| Supplied entries |
[START]
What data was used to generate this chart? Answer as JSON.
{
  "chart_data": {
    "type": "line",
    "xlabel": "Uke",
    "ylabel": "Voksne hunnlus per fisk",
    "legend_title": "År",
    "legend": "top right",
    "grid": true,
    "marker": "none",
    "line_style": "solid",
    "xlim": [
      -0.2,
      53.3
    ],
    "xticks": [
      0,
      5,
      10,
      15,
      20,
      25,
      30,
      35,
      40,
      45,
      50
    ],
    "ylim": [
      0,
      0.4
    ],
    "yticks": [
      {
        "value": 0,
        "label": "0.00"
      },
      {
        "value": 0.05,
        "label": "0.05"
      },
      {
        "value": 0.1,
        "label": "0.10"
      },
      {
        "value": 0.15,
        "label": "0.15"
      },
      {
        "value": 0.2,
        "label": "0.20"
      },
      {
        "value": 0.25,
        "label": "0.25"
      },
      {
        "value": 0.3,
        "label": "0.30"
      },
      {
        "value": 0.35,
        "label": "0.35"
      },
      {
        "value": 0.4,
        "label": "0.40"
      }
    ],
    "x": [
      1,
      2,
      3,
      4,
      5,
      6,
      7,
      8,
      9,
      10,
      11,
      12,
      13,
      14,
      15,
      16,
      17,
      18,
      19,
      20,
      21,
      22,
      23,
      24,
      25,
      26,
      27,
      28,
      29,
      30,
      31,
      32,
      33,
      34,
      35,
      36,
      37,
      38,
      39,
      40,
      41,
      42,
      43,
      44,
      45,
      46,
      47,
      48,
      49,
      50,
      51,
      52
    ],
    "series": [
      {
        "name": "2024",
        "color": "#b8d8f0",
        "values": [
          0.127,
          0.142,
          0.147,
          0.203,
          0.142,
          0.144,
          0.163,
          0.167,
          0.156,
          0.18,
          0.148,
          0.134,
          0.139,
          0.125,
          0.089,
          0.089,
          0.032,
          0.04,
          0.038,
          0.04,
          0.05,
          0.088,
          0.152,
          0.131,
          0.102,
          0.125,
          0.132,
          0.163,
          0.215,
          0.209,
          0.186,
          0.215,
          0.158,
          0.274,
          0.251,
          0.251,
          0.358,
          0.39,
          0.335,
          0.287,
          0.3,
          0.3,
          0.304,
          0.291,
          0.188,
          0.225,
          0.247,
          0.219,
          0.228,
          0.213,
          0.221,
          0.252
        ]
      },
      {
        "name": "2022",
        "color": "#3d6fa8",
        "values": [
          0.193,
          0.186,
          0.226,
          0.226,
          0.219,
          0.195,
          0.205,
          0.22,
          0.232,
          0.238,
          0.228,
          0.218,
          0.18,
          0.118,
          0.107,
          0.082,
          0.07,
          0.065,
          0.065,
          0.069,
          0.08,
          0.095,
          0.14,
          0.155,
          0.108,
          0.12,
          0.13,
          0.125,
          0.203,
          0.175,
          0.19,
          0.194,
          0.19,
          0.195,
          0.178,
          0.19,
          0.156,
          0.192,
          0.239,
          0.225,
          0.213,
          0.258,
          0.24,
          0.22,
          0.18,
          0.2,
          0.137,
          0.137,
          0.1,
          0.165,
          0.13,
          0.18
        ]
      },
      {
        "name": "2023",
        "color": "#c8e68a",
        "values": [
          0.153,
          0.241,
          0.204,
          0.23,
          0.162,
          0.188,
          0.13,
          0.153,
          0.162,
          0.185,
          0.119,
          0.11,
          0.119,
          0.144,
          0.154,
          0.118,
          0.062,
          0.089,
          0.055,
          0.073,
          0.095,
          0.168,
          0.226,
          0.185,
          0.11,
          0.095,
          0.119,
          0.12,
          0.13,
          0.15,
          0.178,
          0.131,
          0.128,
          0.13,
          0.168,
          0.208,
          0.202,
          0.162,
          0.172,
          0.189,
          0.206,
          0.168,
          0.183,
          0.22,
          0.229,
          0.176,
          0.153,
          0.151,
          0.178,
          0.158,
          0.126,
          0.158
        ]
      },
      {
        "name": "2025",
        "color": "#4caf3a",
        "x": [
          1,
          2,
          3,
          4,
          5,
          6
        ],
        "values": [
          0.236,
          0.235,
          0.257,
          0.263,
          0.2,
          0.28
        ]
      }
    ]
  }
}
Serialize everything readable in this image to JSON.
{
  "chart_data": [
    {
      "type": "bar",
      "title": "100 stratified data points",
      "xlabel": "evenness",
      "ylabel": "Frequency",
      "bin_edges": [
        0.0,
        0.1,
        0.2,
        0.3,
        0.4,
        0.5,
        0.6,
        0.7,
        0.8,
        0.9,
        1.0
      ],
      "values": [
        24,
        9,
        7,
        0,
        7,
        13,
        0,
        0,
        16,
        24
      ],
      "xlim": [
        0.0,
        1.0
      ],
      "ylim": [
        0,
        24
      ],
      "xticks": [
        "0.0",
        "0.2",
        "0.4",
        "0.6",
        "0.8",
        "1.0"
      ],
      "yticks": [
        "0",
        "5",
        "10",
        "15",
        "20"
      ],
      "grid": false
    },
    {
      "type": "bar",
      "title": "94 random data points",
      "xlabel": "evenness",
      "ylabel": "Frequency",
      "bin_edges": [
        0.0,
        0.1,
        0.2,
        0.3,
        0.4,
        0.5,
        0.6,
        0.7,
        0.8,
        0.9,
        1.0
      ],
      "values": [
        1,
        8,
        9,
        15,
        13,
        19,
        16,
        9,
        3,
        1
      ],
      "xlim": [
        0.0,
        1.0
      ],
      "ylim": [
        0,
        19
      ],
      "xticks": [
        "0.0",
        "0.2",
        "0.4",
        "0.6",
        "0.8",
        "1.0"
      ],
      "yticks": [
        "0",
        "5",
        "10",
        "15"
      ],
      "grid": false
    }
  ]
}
[END]
| Problem requirements |
Quote the data in full, keeping each word unchanged.

| Task output |
What data was used to generate this chart? Answer as JSON.
{
  "chart_data": {
    "type": "line",
    "xlabel": "Uke",
    "ylabel": "Voksne hunnlus per fisk",
    "legend_title": "År",
    "legend": "top right",
    "grid": true,
    "marker": "none",
    "line_style": "solid",
    "xlim": [
      -0.2,
      53.3
    ],
    "xticks": [
      0,
      5,
      10,
      15,
      20,
      25,
      30,
      35,
      40,
      45,
      50
    ],
    "ylim": [
      0,
      0.4
    ],
    "yticks": [
      {
        "value": 0,
        "label": "0.00"
      },
      {
        "value": 0.05,
        "label": "0.05"
      },
      {
        "value": 0.1,
        "label": "0.10"
      },
      {
        "value": 0.15,
        "label": "0.15"
      },
      {
        "value": 0.2,
        "label": "0.20"
      },
      {
        "value": 0.25,
        "label": "0.25"
      },
      {
        "value": 0.3,
        "label": "0.30"
      },
      {
        "value": 0.35,
        "label": "0.35"
      },
      {
        "value": 0.4,
        "label": "0.40"
      }
    ],
    "x": [
      1,
      2,
      3,
      4,
      5,
      6,
      7,
      8,
      9,
      10,
      11,
      12,
      13,
      14,
      15,
      16,
      17,
      18,
      19,
      20,
      21,
      22,
      23,
      24,
      25,
      26,
      27,
      28,
      29,
      30,
      31,
      32,
      33,
      34,
      35,
      36,
      37,
      38,
      39,
      40,
      41,
      42,
      43,
      44,
      45,
      46,
      47,
      48,
      49,
      50,
      51,
      52
    ],
    "series": [
      {
        "name": "2024",
        "color": "#b8d8f0",
        "values": [
          0.127,
          0.142,
          0.147,
          0.203,
          0.142,
          0.144,
          0.163,
          0.167,
          0.156,
          0.18,
          0.148,
          0.134,
          0.139,
          0.125,
          0.089,
          0.089,
          0.032,
          0.04,
          0.038,
          0.04,
          0.05,
          0.088,
          0.152,
          0.131,
          0.102,
          0.125,
          0.132,
          0.163,
          0.215,
          0.209,
          0.186,
          0.215,
          0.158,
          0.274,
          0.251,
          0.251,
          0.358,
          0.39,
          0.335,
          0.287,
          0.3,
          0.3,
          0.304,
          0.291,
          0.188,
          0.225,
          0.247,
          0.219,
          0.228,
          0.213,
          0.221,
          0.252
        ]
      },
      {
        "name": "2022",
        "color": "#3d6fa8",
        "values": [
          0.193,
          0.186,
          0.226,
          0.226,
          0.219,
          0.195,
          0.205,
          0.22,
          0.232,
          0.238,
          0.228,
          0.218,
          0.18,
          0.118,
          0.107,
          0.082,
          0.07,
          0.065,
          0.065,
          0.069,
          0.08,
          0.095,
          0.14,
          0.155,
          0.108,
          0.12,
          0.13,
          0.125,
          0.203,
          0.175,
          0.19,
          0.194,
          0.19,
          0.195,
          0.178,
          0.19,
          0.156,
          0.192,
          0.239,
          0.225,
          0.213,
          0.258,
          0.24,
          0.22,
          0.18,
          0.2,
          0.137,
          0.137,
          0.1,
          0.165,
          0.13,
          0.18
        ]
      },
      {
        "name": "2023",
        "color": "#c8e68a",
        "values": [
          0.153,
          0.241,
          0.204,
          0.23,
          0.162,
          0.188,
          0.13,
          0.153,
          0.162,
          0.185,
          0.119,
          0.11,
          0.119,
          0.144,
          0.154,
          0.118,
          0.062,
          0.089,
          0.055,
          0.073,
          0.095,
          0.168,
          0.226,
          0.185,
          0.11,
          0.095,
          0.119,
          0.12,
          0.13,
          0.15,
          0.178,
          0.131,
          0.128,
          0.13,
          0.168,
          0.208,
          0.202,
          0.162,
          0.172,
          0.189,
          0.206,
          0.168,
          0.183,
          0.22,
          0.229,
          0.176,
          0.153,
          0.151,
          0.178,
          0.158,
          0.126,
          0.158
        ]
      },
      {
        "name": "2025",
        "color": "#4caf3a",
        "x": [
          1,
          2,
          3,
          4,
          5,
          6
        ],
        "values": [
          0.236,
          0.235,
          0.257,
          0.263,
          0.2,
          0.28
        ]
      }
    ]
  }
}
Serialize everything readable in this image to JSON.
{
  "chart_data": [
    {
      "type": "bar",
      "title": "100 stratified data points",
      "xlabel": "evenness",
      "ylabel": "Frequency",
      "bin_edges": [
        0.0,
        0.1,
        0.2,
        0.3,
        0.4,
        0.5,
        0.6,
        0.7,
        0.8,
        0.9,
        1.0
      ],
      "values": [
        24,
        9,
        7,
        0,
        7,
        13,
        0,
        0,
        16,
        24
      ],
      "xlim": [
        0.0,
        1.0
      ],
      "ylim": [
        0,
        24
      ],
      "xticks": [
        "0.0",
        "0.2",
        "0.4",
        "0.6",
        "0.8",
        "1.0"
      ],
      "yticks": [
        "0",
        "5",
        "10",
        "15",
        "20"
      ],
      "grid": false
    },
    {
      "type": "bar",
      "title": "94 random data points",
      "xlabel": "evenness",
      "ylabel": "Frequency",
      "bin_edges": [
        0.0,
        0.1,
        0.2,
        0.3,
        0.4,
        0.5,
        0.6,
        0.7,
        0.8,
        0.9,
        1.0
      ],
      "values": [
        1,
        8,
        9,
        15,
        13,
        19,
        16,
        9,
        3,
        1
      ],
      "xlim": [
        0.0,
        1.0
      ],
      "ylim": [
        0,
        19
      ],
      "xticks": [
        "0.0",
        "0.2",
        "0.4",
        "0.6",
        "0.8",
        "1.0"
      ],
      "yticks": [
        "0",
        "5",
        "10",
        "15"
      ],
      "grid": false
    }
  ]
}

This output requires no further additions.